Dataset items
════

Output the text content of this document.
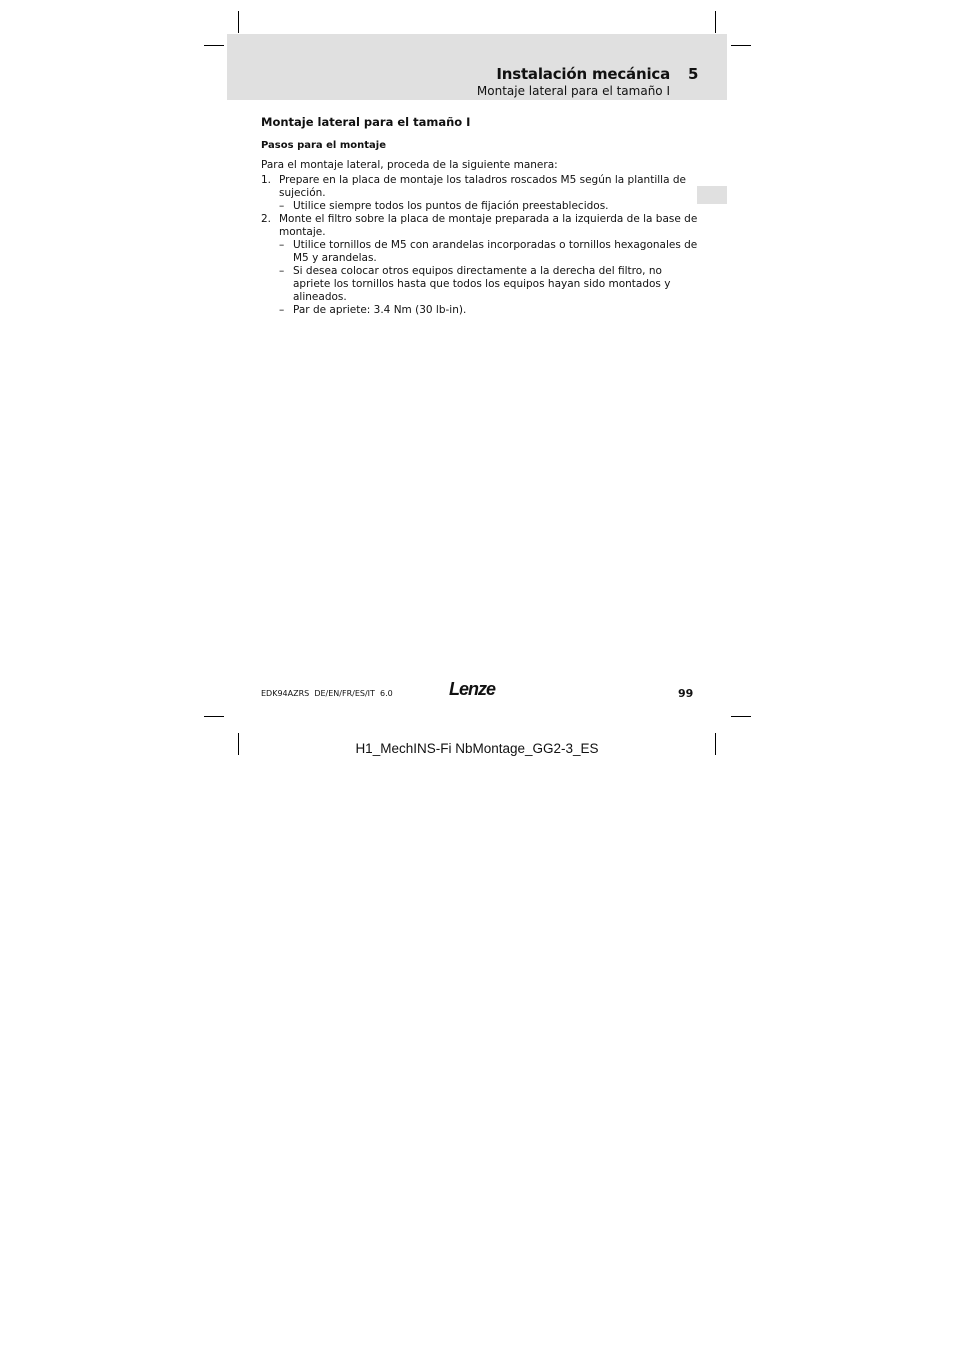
Instalación mecánica 5
Montaje lateral para el tamaño I
Montaje lateral para el tamaño I
Pasos para el montaje

Para el montaje lateral, proceda de la siguiente manera:

1. Prepare en la placa de montaje los taladros roscados M5 según la plantilla de sujeción.

– Utilice siempre todos los puntos de fijación preestablecidos.

2. Monte el filtro sobre la placa de montaje preparada a la izquierda de la base de montaje.

– Utilice tornillos de M5 con arandelas incorporadas o tornillos hexagonales de M5 y arandelas.

– Si desea colocar otros equipos directamente a la derecha del filtro, no apriete los tornillos hasta que todos los equipos hayan sido montados y alineados.

– Par de apriete: 3.4 Nm (30 lb-in).

EDK94AZRS  DE/EN/FR/ES/IT  6.0	Lenze	99
H1_MechINS-Fi NbMontage_GG2-3_ES
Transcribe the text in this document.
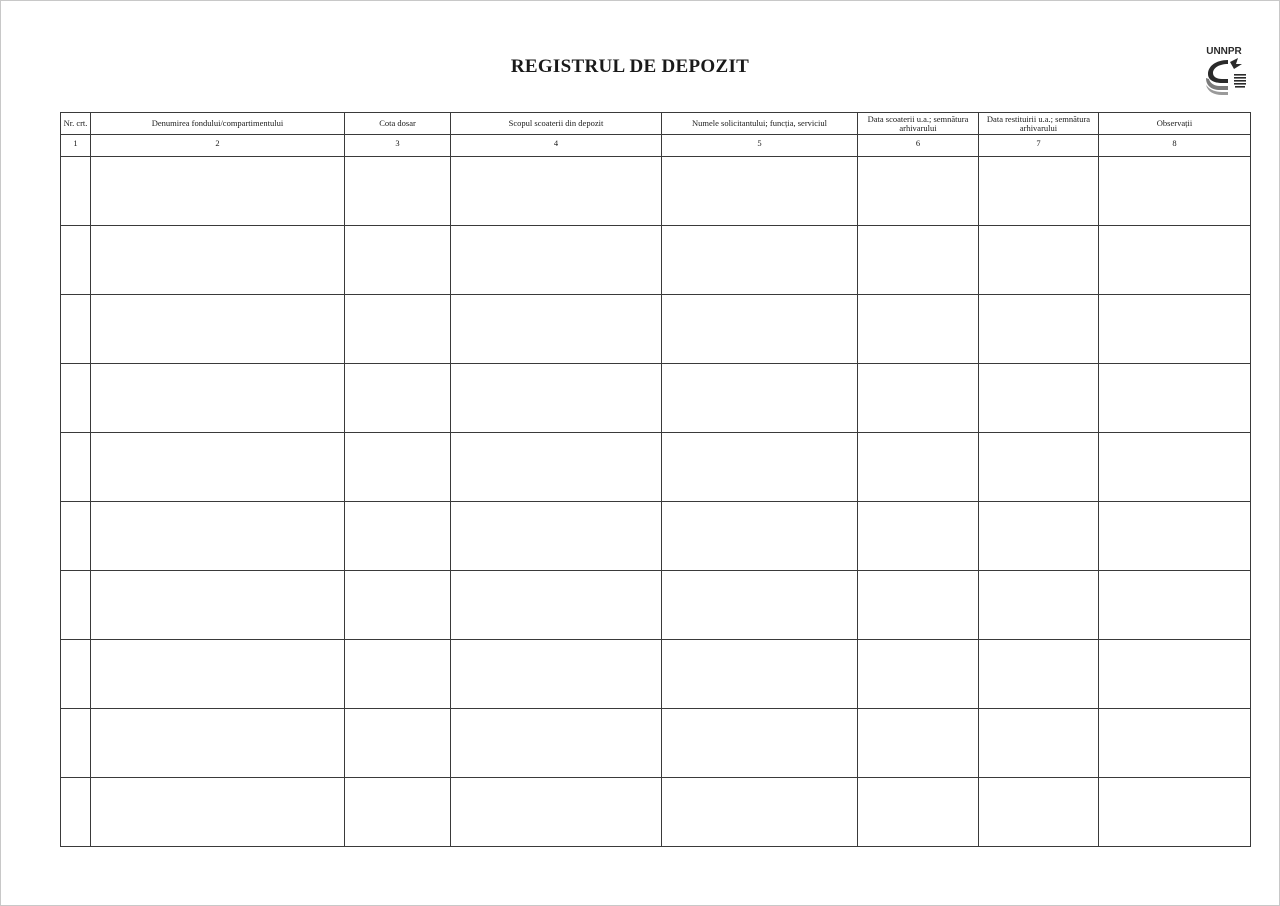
REGISTRUL DE DEPOZIT
UNNPR
Nr. crt.	Denumirea fondului/compartimentului	Cota dosar	Scopul scoaterii din depozit	Numele solicitantului; funcția, serviciul	Data scoaterii u.a.; semnătura arhivarului	Data restituirii u.a.; semnătura arhivarului	Observații
1	2	3	4	5	6	7	8
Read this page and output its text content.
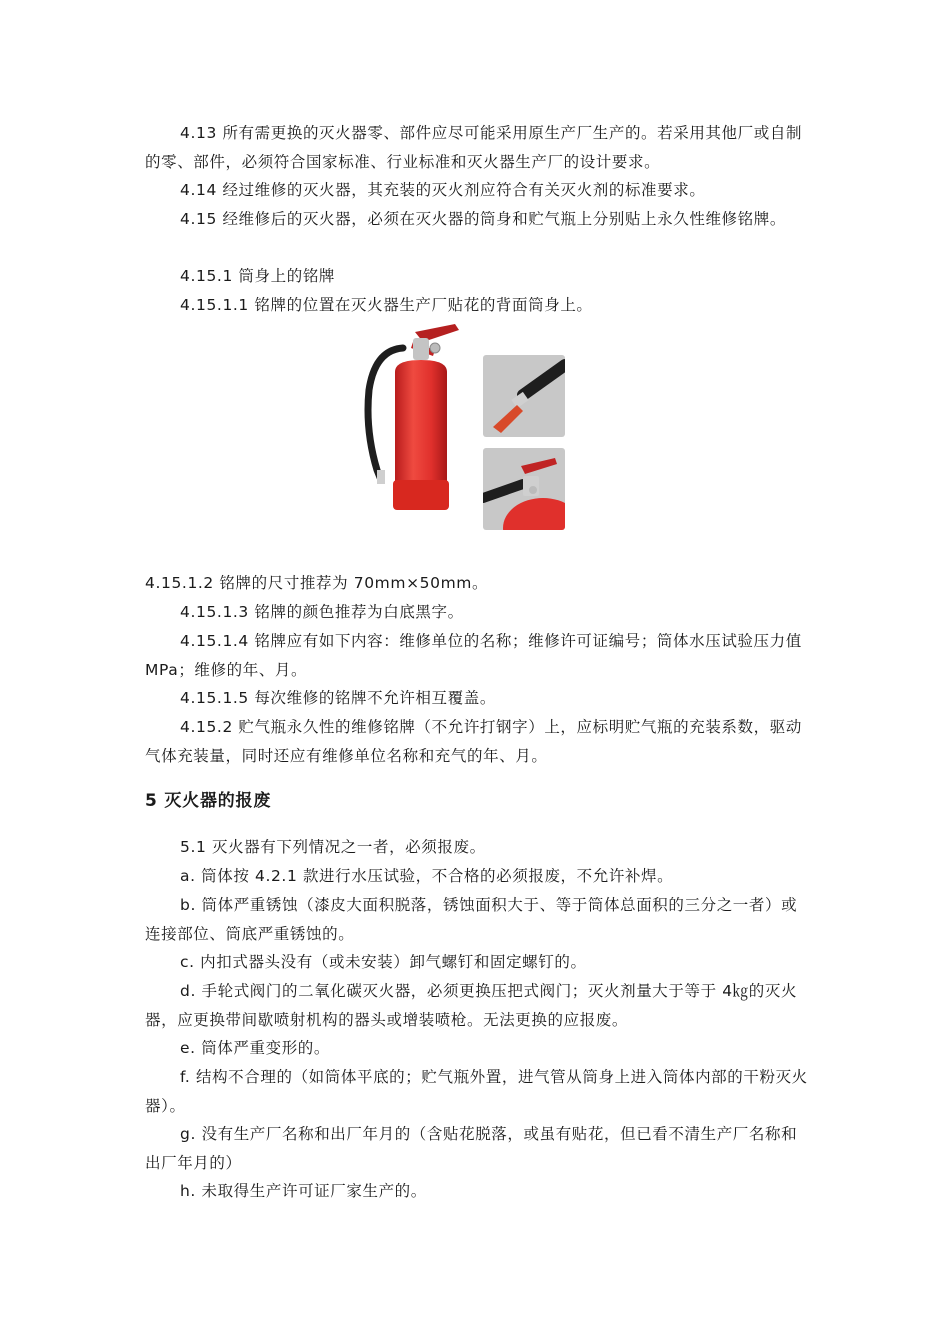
4.13 所有需更换的灭火器零、部件应尽可能采用原生产厂生产的。若采用其他厂或自制的零、部件，必须符合国家标准、行业标准和灭火器生产厂的设计要求。

4.14 经过维修的灭火器，其充装的灭火剂应符合有关灭火剂的标准要求。

4.15 经维修后的灭火器，必须在灭火器的筒身和贮气瓶上分别贴上永久性维修铭牌。

4.15.1 筒身上的铭牌

4.15.1.1 铭牌的位置在灭火器生产厂贴花的背面筒身上。

4.15.1.2 铭牌的尺寸推荐为 70mm×50mm。

4.15.1.3 铭牌的颜色推荐为白底黑字。

4.15.1.4 铭牌应有如下内容：维修单位的名称；维修许可证编号；筒体水压试验压力值 MPa；维修的年、月。

4.15.1.5 每次维修的铭牌不允许相互覆盖。

4.15.2 贮气瓶永久性的维修铭牌（不允许打钢字）上，应标明贮气瓶的充装系数，驱动气体充装量，同时还应有维修单位名称和充气的年、月。

5 灭火器的报废

5.1 灭火器有下列情况之一者，必须报废。

a. 筒体按 4.2.1 款进行水压试验，不合格的必须报废，不允许补焊。

b. 筒体严重锈蚀（漆皮大面积脱落，锈蚀面积大于、等于筒体总面积的三分之一者）或连接部位、筒底严重锈蚀的。

c. 内扣式器头没有（或未安装）卸气螺钉和固定螺钉的。

d. 手轮式阀门的二氧化碳灭火器，必须更换压把式阀门；灭火剂量大于等于 4㎏的灭火器，应更换带间歇喷射机构的器头或增装喷枪。无法更换的应报废。

e. 筒体严重变形的。

f. 结构不合理的（如筒体平底的；贮气瓶外置，进气管从筒身上进入筒体内部的干粉灭火器）。

g. 没有生产厂名称和出厂年月的（含贴花脱落，或虽有贴花，但已看不清生产厂名称和出厂年月的）

h. 未取得生产许可证厂家生产的。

════

From the listing above, collect every line that mentions the word "text".

# Correct response:
Output the text content of this document.
Transcribe the text in this document.
Read this page and output its text content.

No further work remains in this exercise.